> [RECORDS SHOWN]
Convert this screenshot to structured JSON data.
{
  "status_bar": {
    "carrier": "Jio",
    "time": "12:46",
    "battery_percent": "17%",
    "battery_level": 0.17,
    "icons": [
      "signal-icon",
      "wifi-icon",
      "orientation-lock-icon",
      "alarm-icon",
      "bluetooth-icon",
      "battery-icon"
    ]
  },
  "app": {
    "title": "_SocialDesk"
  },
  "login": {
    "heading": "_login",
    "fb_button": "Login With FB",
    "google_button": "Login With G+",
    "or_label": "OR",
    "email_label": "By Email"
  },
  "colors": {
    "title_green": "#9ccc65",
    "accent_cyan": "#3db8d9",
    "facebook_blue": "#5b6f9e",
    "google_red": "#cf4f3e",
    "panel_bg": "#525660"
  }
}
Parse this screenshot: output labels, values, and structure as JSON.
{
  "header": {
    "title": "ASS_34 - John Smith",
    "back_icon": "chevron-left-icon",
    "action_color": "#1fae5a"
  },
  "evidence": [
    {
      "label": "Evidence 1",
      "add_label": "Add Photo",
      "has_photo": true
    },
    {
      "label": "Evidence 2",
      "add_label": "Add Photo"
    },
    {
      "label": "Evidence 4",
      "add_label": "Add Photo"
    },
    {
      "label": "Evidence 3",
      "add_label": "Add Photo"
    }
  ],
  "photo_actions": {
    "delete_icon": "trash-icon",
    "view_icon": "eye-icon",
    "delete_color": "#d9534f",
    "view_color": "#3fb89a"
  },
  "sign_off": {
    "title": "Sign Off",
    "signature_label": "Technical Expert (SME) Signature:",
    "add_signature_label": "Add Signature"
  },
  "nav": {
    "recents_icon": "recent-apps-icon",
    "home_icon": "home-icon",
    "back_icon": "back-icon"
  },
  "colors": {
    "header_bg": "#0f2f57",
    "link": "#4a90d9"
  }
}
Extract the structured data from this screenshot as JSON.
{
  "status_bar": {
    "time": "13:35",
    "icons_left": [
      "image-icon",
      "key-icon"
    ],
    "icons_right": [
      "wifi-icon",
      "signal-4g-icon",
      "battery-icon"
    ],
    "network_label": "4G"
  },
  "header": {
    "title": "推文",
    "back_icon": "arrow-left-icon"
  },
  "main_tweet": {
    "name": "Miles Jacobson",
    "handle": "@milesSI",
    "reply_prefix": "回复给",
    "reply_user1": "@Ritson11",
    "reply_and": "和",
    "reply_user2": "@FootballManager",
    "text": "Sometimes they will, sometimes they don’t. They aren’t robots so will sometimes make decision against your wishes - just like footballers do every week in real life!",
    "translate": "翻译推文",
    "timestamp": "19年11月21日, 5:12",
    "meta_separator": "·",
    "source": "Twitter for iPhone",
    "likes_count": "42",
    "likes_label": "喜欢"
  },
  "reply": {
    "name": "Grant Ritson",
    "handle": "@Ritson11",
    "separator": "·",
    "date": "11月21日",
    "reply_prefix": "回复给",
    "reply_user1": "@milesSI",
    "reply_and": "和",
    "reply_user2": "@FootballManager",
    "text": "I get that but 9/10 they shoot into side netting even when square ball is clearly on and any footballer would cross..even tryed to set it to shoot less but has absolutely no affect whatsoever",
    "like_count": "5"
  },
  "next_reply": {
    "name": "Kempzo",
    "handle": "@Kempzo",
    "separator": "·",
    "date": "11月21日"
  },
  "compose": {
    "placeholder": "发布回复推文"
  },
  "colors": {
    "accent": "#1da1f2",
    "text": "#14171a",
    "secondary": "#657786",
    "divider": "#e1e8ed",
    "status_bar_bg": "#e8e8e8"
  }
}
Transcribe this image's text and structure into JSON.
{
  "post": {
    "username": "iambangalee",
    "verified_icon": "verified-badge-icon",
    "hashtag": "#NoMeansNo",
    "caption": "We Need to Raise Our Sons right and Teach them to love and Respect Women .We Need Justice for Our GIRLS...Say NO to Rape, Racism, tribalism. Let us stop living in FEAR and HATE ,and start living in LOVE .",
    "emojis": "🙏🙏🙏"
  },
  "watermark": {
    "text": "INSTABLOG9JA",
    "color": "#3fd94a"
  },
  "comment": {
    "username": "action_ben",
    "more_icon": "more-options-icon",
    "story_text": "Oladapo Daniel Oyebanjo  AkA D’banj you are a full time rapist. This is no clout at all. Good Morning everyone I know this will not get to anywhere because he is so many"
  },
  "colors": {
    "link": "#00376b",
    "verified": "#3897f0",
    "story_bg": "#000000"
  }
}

> [WORK REQUIRED]
Restate the records, all of them, precisely as written.

> [ANSWER TO THIS EXERCISE]
Convert this screenshot to structured JSON data.
{
  "status_bar": {
    "carrier": "Jio",
    "time": "12:46",
    "battery_percent": "17%",
    "battery_level": 0.17,
    "icons": [
      "signal-icon",
      "wifi-icon",
      "orientation-lock-icon",
      "alarm-icon",
      "bluetooth-icon",
      "battery-icon"
    ]
  },
  "app": {
    "title": "_SocialDesk"
  },
  "login": {
    "heading": "_login",
    "fb_button": "Login With FB",
    "google_button": "Login With G+",
    "or_label": "OR",
    "email_label": "By Email"
  },
  "colors": {
    "title_green": "#9ccc65",
    "accent_cyan": "#3db8d9",
    "facebook_blue": "#5b6f9e",
    "google_red": "#cf4f3e",
    "panel_bg": "#525660"
  }
}
Parse this screenshot: output labels, values, and structure as JSON.
{
  "header": {
    "title": "ASS_34 - John Smith",
    "back_icon": "chevron-left-icon",
    "action_color": "#1fae5a"
  },
  "evidence": [
    {
      "label": "Evidence 1",
      "add_label": "Add Photo",
      "has_photo": true
    },
    {
      "label": "Evidence 2",
      "add_label": "Add Photo"
    },
    {
      "label": "Evidence 4",
      "add_label": "Add Photo"
    },
    {
      "label": "Evidence 3",
      "add_label": "Add Photo"
    }
  ],
  "photo_actions": {
    "delete_icon": "trash-icon",
    "view_icon": "eye-icon",
    "delete_color": "#d9534f",
    "view_color": "#3fb89a"
  },
  "sign_off": {
    "title": "Sign Off",
    "signature_label": "Technical Expert (SME) Signature:",
    "add_signature_label": "Add Signature"
  },
  "nav": {
    "recents_icon": "recent-apps-icon",
    "home_icon": "home-icon",
    "back_icon": "back-icon"
  },
  "colors": {
    "header_bg": "#0f2f57",
    "link": "#4a90d9"
  }
}
Extract the structured data from this screenshot as JSON.
{
  "status_bar": {
    "time": "13:35",
    "icons_left": [
      "image-icon",
      "key-icon"
    ],
    "icons_right": [
      "wifi-icon",
      "signal-4g-icon",
      "battery-icon"
    ],
    "network_label": "4G"
  },
  "header": {
    "title": "推文",
    "back_icon": "arrow-left-icon"
  },
  "main_tweet": {
    "name": "Miles Jacobson",
    "handle": "@milesSI",
    "reply_prefix": "回复给",
    "reply_user1": "@Ritson11",
    "reply_and": "和",
    "reply_user2": "@FootballManager",
    "text": "Sometimes they will, sometimes they don’t. They aren’t robots so will sometimes make decision against your wishes - just like footballers do every week in real life!",
    "translate": "翻译推文",
    "timestamp": "19年11月21日, 5:12",
    "meta_separator": "·",
    "source": "Twitter for iPhone",
    "likes_count": "42",
    "likes_label": "喜欢"
  },
  "reply": {
    "name": "Grant Ritson",
    "handle": "@Ritson11",
    "separator": "·",
    "date": "11月21日",
    "reply_prefix": "回复给",
    "reply_user1": "@milesSI",
    "reply_and": "和",
    "reply_user2": "@FootballManager",
    "text": "I get that but 9/10 they shoot into side netting even when square ball is clearly on and any footballer would cross..even tryed to set it to shoot less but has absolutely no affect whatsoever",
    "like_count": "5"
  },
  "next_reply": {
    "name": "Kempzo",
    "handle": "@Kempzo",
    "separator": "·",
    "date": "11月21日"
  },
  "compose": {
    "placeholder": "发布回复推文"
  },
  "colors": {
    "accent": "#1da1f2",
    "text": "#14171a",
    "secondary": "#657786",
    "divider": "#e1e8ed",
    "status_bar_bg": "#e8e8e8"
  }
}
Transcribe this image's text and structure into JSON.
{
  "post": {
    "username": "iambangalee",
    "verified_icon": "verified-badge-icon",
    "hashtag": "#NoMeansNo",
    "caption": "We Need to Raise Our Sons right and Teach them to love and Respect Women .We Need Justice for Our GIRLS...Say NO to Rape, Racism, tribalism. Let us stop living in FEAR and HATE ,and start living in LOVE .",
    "emojis": "🙏🙏🙏"
  },
  "watermark": {
    "text": "INSTABLOG9JA",
    "color": "#3fd94a"
  },
  "comment": {
    "username": "action_ben",
    "more_icon": "more-options-icon",
    "story_text": "Oladapo Daniel Oyebanjo  AkA D’banj you are a full time rapist. This is no clout at all. Good Morning everyone I know this will not get to anywhere because he is so many"
  },
  "colors": {
    "link": "#00376b",
    "verified": "#3897f0",
    "story_bg": "#000000"
  }
}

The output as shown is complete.